[Begin Provided entries]

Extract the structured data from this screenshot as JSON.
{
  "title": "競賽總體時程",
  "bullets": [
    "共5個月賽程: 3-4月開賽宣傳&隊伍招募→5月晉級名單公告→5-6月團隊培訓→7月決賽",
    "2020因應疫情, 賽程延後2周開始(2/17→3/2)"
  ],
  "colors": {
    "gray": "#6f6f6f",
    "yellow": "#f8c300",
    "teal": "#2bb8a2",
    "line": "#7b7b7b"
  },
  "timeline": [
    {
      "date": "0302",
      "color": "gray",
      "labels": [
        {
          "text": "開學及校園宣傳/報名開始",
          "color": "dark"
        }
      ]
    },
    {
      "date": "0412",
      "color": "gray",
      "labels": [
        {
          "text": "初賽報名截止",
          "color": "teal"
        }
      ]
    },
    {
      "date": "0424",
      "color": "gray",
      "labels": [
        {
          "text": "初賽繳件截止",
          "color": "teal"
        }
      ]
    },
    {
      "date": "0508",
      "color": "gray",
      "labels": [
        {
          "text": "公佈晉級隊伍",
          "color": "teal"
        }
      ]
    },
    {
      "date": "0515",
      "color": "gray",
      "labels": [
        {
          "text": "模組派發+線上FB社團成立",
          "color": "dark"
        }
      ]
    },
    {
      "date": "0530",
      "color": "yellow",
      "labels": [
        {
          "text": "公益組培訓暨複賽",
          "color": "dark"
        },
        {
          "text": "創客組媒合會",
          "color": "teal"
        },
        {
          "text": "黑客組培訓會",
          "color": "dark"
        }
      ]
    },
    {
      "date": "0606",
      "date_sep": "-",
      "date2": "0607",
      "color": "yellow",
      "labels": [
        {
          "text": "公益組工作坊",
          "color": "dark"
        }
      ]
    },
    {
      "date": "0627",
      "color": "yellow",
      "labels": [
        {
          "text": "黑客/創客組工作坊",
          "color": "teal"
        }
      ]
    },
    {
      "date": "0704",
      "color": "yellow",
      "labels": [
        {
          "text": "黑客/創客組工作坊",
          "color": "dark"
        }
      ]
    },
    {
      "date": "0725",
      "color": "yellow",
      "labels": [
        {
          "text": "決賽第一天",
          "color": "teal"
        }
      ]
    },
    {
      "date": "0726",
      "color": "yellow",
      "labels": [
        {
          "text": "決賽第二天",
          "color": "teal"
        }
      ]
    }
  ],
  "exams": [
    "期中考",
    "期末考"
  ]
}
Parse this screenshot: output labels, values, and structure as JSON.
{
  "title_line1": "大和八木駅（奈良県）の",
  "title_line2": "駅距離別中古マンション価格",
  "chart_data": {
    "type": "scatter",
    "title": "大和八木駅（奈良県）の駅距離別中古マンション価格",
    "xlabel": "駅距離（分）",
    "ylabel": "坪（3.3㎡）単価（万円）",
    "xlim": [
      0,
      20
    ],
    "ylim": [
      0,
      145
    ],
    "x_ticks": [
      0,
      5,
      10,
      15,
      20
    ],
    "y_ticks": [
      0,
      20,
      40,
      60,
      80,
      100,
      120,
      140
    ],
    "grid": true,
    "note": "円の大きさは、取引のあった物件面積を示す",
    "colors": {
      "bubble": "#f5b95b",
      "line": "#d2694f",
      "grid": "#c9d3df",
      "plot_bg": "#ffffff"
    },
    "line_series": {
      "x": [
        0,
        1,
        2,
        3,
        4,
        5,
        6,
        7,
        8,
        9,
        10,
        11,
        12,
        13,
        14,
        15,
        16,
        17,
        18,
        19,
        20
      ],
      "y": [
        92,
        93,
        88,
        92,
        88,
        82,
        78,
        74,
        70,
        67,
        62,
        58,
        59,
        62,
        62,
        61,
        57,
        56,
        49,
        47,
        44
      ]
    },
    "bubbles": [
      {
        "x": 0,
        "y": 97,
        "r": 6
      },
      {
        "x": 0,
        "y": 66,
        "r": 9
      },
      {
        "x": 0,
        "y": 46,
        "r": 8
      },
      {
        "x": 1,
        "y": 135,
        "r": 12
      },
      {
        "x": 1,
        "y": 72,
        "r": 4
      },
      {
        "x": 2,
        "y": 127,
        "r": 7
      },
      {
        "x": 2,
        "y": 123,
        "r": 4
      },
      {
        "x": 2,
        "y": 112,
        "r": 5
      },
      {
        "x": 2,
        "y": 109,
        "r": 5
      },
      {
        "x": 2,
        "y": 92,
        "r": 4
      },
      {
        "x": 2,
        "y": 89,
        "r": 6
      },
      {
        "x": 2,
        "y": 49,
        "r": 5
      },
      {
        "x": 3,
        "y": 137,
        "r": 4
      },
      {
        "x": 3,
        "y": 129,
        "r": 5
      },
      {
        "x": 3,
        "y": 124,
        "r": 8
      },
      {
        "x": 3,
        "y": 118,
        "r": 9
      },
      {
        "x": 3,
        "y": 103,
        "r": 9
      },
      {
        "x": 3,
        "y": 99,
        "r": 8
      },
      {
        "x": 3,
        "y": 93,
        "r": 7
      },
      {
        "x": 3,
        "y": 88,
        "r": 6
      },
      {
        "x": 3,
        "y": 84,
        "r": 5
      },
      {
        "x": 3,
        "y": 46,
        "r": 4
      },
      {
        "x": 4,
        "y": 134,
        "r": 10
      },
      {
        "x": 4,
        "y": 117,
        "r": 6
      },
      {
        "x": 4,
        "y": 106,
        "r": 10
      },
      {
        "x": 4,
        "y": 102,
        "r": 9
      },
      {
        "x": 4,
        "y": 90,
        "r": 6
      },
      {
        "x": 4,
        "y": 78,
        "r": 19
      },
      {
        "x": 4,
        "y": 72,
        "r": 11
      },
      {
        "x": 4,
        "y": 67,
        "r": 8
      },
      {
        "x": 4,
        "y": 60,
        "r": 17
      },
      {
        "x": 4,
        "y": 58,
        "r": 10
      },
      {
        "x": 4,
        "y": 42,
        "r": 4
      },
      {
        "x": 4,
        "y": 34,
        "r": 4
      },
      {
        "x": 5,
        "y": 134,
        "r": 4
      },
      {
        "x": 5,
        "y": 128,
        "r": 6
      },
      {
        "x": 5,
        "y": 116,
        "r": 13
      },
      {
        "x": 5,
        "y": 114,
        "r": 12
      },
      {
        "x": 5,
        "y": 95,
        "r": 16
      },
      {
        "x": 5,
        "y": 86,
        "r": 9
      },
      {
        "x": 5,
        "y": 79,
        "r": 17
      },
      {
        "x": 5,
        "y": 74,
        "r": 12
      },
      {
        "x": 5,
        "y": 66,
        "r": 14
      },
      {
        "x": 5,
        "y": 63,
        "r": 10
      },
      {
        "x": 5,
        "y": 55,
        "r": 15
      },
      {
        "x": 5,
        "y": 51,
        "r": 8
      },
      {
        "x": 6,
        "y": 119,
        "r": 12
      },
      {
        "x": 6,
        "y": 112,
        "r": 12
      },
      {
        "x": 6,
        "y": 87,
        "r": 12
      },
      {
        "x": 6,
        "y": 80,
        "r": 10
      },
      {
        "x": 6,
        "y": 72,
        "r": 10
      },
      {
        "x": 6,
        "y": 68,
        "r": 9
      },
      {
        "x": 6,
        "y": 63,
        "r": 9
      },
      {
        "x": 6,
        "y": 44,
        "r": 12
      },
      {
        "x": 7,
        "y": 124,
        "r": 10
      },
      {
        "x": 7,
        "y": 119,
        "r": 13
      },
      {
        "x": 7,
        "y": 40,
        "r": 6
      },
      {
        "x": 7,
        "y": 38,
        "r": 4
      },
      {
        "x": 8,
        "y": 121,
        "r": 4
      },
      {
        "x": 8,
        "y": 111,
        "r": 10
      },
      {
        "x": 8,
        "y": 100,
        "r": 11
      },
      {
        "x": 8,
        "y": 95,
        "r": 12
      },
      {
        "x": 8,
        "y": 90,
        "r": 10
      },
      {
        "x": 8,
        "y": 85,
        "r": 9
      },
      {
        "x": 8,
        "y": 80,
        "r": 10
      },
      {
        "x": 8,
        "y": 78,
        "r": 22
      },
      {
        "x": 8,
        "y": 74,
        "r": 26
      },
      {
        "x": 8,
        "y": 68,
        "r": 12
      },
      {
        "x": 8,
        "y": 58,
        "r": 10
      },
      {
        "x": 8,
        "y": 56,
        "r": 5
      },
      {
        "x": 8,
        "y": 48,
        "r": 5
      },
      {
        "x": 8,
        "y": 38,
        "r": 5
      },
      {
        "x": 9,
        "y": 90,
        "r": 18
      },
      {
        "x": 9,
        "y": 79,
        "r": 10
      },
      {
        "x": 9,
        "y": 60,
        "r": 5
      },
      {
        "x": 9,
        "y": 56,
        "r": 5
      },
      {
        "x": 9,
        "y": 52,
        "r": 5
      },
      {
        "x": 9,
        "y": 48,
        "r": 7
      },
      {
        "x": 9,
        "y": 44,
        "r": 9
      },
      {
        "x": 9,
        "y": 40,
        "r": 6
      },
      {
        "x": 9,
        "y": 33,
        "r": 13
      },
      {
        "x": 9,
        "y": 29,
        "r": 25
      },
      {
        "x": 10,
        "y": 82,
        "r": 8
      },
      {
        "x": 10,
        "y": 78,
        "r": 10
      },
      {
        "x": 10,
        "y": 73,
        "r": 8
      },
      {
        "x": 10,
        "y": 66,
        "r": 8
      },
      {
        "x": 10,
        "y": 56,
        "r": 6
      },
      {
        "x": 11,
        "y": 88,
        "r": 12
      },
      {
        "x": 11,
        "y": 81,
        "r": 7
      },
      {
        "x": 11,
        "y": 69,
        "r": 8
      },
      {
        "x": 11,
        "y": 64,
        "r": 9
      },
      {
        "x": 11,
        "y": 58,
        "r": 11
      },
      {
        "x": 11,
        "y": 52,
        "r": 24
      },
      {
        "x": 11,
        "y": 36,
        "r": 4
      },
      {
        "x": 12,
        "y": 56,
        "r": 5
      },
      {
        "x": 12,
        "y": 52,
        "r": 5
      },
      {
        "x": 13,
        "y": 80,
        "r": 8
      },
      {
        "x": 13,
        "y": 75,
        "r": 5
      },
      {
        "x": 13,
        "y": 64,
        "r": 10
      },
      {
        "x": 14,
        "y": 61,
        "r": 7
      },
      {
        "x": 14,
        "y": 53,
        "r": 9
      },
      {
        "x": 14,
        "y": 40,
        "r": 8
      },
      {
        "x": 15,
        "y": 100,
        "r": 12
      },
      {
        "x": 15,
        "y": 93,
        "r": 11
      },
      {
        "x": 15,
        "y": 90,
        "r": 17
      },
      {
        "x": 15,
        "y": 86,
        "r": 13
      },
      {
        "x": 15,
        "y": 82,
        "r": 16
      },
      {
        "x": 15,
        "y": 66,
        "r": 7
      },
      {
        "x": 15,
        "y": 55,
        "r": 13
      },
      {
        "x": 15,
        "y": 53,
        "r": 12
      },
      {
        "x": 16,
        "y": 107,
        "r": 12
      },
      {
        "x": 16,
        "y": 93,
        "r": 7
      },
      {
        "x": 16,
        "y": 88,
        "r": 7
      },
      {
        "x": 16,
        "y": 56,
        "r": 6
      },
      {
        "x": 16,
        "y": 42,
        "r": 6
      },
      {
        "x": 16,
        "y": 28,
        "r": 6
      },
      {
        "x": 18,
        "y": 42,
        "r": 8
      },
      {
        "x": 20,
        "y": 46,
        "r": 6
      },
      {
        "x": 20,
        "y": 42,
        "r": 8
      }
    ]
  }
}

[End Provided entries]

Written exercise |
Provide only the number of lines in the entries that hold the word "screenshot".

Result |
2